# Task details
Check each line of the listing for the word "JSON" and report how many lines contain it, giving nothing but the number.

# Information provided
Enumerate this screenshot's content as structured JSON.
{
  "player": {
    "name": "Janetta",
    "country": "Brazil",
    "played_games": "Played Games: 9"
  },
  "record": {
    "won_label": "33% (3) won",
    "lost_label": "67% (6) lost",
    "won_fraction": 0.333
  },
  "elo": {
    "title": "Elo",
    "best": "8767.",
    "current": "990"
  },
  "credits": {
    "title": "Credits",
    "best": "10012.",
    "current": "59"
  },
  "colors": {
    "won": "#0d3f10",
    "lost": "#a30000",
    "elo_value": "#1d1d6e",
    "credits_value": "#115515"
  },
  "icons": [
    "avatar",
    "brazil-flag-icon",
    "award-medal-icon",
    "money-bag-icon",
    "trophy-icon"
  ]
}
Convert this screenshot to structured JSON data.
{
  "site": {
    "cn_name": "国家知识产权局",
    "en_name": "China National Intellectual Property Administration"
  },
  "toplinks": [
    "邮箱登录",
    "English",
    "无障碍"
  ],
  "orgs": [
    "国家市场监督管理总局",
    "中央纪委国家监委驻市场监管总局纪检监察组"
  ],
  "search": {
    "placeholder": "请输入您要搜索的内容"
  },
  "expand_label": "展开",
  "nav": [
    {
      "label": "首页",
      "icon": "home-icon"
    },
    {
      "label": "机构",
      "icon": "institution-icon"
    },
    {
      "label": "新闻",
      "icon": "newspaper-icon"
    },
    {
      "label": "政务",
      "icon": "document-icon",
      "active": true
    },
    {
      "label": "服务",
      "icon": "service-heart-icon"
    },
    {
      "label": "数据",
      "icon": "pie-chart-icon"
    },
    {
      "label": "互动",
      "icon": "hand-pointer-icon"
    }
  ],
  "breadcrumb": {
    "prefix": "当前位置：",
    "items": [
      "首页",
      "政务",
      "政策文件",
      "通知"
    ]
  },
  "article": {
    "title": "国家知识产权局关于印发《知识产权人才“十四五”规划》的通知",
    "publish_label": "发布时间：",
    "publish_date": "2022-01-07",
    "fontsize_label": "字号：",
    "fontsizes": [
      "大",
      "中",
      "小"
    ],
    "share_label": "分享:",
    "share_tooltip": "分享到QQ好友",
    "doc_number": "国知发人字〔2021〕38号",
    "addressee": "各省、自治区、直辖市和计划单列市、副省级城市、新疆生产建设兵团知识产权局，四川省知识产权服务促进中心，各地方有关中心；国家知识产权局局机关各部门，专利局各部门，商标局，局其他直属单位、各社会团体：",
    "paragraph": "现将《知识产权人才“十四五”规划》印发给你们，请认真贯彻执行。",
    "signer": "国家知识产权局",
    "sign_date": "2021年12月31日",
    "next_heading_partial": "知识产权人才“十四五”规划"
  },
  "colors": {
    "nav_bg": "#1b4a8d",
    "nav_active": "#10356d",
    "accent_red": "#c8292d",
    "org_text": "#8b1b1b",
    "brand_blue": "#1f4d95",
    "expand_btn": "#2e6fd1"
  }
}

# Answer for this exercise
2